▶ PROBLEM TO SOLVE:
All of the records listed below should be retyped exactly.
########
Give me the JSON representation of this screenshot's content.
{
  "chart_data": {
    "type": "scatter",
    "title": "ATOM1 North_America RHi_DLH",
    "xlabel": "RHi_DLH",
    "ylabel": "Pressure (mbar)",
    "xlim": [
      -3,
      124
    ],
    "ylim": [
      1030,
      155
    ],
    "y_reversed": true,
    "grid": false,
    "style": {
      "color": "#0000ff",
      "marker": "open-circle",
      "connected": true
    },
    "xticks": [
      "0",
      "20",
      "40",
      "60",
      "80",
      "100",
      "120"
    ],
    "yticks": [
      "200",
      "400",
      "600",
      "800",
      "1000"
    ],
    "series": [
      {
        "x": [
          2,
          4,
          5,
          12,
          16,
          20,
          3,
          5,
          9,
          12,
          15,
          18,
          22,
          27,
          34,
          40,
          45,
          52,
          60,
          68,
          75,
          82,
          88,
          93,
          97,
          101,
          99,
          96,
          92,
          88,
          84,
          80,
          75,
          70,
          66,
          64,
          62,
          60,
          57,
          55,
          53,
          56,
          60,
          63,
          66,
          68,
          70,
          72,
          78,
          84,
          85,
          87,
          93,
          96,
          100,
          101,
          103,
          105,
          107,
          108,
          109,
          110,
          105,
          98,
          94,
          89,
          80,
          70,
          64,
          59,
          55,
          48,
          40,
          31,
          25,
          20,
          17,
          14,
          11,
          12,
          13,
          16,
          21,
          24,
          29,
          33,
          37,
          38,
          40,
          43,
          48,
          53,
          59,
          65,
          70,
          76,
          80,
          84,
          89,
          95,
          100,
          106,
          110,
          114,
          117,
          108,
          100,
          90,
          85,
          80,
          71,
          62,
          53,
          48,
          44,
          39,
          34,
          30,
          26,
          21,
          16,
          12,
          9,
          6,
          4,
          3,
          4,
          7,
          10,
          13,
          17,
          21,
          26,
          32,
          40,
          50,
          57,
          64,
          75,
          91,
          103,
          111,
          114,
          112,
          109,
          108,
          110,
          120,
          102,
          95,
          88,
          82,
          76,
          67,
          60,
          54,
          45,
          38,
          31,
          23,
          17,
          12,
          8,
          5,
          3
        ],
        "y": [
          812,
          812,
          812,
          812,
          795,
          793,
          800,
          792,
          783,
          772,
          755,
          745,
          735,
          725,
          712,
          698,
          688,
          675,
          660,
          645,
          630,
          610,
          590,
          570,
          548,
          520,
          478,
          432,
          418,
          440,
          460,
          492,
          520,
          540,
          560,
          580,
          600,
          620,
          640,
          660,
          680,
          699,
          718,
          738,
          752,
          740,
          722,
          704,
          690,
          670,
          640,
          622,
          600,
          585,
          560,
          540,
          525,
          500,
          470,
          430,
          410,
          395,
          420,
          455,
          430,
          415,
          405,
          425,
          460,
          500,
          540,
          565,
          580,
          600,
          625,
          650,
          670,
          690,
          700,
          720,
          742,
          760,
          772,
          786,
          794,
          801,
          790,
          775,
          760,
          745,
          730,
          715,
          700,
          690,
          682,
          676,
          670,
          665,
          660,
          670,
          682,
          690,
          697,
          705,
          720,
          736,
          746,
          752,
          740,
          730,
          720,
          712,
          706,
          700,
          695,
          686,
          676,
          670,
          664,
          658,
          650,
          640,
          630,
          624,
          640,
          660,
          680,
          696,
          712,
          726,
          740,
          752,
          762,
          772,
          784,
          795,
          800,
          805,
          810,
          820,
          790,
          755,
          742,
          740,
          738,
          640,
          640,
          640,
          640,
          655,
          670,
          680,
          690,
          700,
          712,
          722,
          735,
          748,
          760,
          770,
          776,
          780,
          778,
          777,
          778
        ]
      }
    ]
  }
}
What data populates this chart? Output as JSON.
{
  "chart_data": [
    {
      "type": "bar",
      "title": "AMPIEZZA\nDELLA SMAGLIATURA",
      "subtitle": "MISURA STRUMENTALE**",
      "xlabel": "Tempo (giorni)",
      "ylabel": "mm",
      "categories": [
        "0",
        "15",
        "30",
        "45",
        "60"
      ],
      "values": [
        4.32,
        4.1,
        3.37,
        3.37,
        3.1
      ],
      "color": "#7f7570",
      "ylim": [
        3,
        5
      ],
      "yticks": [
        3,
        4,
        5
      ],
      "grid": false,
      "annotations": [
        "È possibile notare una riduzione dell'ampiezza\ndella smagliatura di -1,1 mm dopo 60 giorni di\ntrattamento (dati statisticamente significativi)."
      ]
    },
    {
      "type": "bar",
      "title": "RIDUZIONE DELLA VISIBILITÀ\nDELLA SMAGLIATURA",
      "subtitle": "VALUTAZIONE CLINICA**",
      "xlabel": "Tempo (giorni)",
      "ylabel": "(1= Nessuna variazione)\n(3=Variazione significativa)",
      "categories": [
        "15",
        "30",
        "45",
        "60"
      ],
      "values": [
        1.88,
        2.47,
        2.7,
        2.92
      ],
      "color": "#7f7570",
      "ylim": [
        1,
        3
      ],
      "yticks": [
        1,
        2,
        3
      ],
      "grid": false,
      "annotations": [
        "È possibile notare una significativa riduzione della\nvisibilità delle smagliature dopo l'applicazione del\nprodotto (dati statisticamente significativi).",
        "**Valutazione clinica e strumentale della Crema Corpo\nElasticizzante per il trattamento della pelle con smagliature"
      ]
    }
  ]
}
########
▶ TASK OUTPUT:
Give me the JSON representation of this screenshot's content.
{
  "chart_data": {
    "type": "scatter",
    "title": "ATOM1 North_America RHi_DLH",
    "xlabel": "RHi_DLH",
    "ylabel": "Pressure (mbar)",
    "xlim": [
      -3,
      124
    ],
    "ylim": [
      1030,
      155
    ],
    "y_reversed": true,
    "grid": false,
    "style": {
      "color": "#0000ff",
      "marker": "open-circle",
      "connected": true
    },
    "xticks": [
      "0",
      "20",
      "40",
      "60",
      "80",
      "100",
      "120"
    ],
    "yticks": [
      "200",
      "400",
      "600",
      "800",
      "1000"
    ],
    "series": [
      {
        "x": [
          2,
          4,
          5,
          12,
          16,
          20,
          3,
          5,
          9,
          12,
          15,
          18,
          22,
          27,
          34,
          40,
          45,
          52,
          60,
          68,
          75,
          82,
          88,
          93,
          97,
          101,
          99,
          96,
          92,
          88,
          84,
          80,
          75,
          70,
          66,
          64,
          62,
          60,
          57,
          55,
          53,
          56,
          60,
          63,
          66,
          68,
          70,
          72,
          78,
          84,
          85,
          87,
          93,
          96,
          100,
          101,
          103,
          105,
          107,
          108,
          109,
          110,
          105,
          98,
          94,
          89,
          80,
          70,
          64,
          59,
          55,
          48,
          40,
          31,
          25,
          20,
          17,
          14,
          11,
          12,
          13,
          16,
          21,
          24,
          29,
          33,
          37,
          38,
          40,
          43,
          48,
          53,
          59,
          65,
          70,
          76,
          80,
          84,
          89,
          95,
          100,
          106,
          110,
          114,
          117,
          108,
          100,
          90,
          85,
          80,
          71,
          62,
          53,
          48,
          44,
          39,
          34,
          30,
          26,
          21,
          16,
          12,
          9,
          6,
          4,
          3,
          4,
          7,
          10,
          13,
          17,
          21,
          26,
          32,
          40,
          50,
          57,
          64,
          75,
          91,
          103,
          111,
          114,
          112,
          109,
          108,
          110,
          120,
          102,
          95,
          88,
          82,
          76,
          67,
          60,
          54,
          45,
          38,
          31,
          23,
          17,
          12,
          8,
          5,
          3
        ],
        "y": [
          812,
          812,
          812,
          812,
          795,
          793,
          800,
          792,
          783,
          772,
          755,
          745,
          735,
          725,
          712,
          698,
          688,
          675,
          660,
          645,
          630,
          610,
          590,
          570,
          548,
          520,
          478,
          432,
          418,
          440,
          460,
          492,
          520,
          540,
          560,
          580,
          600,
          620,
          640,
          660,
          680,
          699,
          718,
          738,
          752,
          740,
          722,
          704,
          690,
          670,
          640,
          622,
          600,
          585,
          560,
          540,
          525,
          500,
          470,
          430,
          410,
          395,
          420,
          455,
          430,
          415,
          405,
          425,
          460,
          500,
          540,
          565,
          580,
          600,
          625,
          650,
          670,
          690,
          700,
          720,
          742,
          760,
          772,
          786,
          794,
          801,
          790,
          775,
          760,
          745,
          730,
          715,
          700,
          690,
          682,
          676,
          670,
          665,
          660,
          670,
          682,
          690,
          697,
          705,
          720,
          736,
          746,
          752,
          740,
          730,
          720,
          712,
          706,
          700,
          695,
          686,
          676,
          670,
          664,
          658,
          650,
          640,
          630,
          624,
          640,
          660,
          680,
          696,
          712,
          726,
          740,
          752,
          762,
          772,
          784,
          795,
          800,
          805,
          810,
          820,
          790,
          755,
          742,
          740,
          738,
          640,
          640,
          640,
          640,
          655,
          670,
          680,
          690,
          700,
          712,
          722,
          735,
          748,
          760,
          770,
          776,
          780,
          778,
          777,
          778
        ]
      }
    ]
  }
}
What data populates this chart? Output as JSON.
{
  "chart_data": [
    {
      "type": "bar",
      "title": "AMPIEZZA\nDELLA SMAGLIATURA",
      "subtitle": "MISURA STRUMENTALE**",
      "xlabel": "Tempo (giorni)",
      "ylabel": "mm",
      "categories": [
        "0",
        "15",
        "30",
        "45",
        "60"
      ],
      "values": [
        4.32,
        4.1,
        3.37,
        3.37,
        3.1
      ],
      "color": "#7f7570",
      "ylim": [
        3,
        5
      ],
      "yticks": [
        3,
        4,
        5
      ],
      "grid": false,
      "annotations": [
        "È possibile notare una riduzione dell'ampiezza\ndella smagliatura di -1,1 mm dopo 60 giorni di\ntrattamento (dati statisticamente significativi)."
      ]
    },
    {
      "type": "bar",
      "title": "RIDUZIONE DELLA VISIBILITÀ\nDELLA SMAGLIATURA",
      "subtitle": "VALUTAZIONE CLINICA**",
      "xlabel": "Tempo (giorni)",
      "ylabel": "(1= Nessuna variazione)\n(3=Variazione significativa)",
      "categories": [
        "15",
        "30",
        "45",
        "60"
      ],
      "values": [
        1.88,
        2.47,
        2.7,
        2.92
      ],
      "color": "#7f7570",
      "ylim": [
        1,
        3
      ],
      "yticks": [
        1,
        2,
        3
      ],
      "grid": false,
      "annotations": [
        "È possibile notare una significativa riduzione della\nvisibilità delle smagliature dopo l'applicazione del\nprodotto (dati statisticamente significativi).",
        "**Valutazione clinica e strumentale della Crema Corpo\nElasticizzante per il trattamento della pelle con smagliature"
      ]
    }
  ]
}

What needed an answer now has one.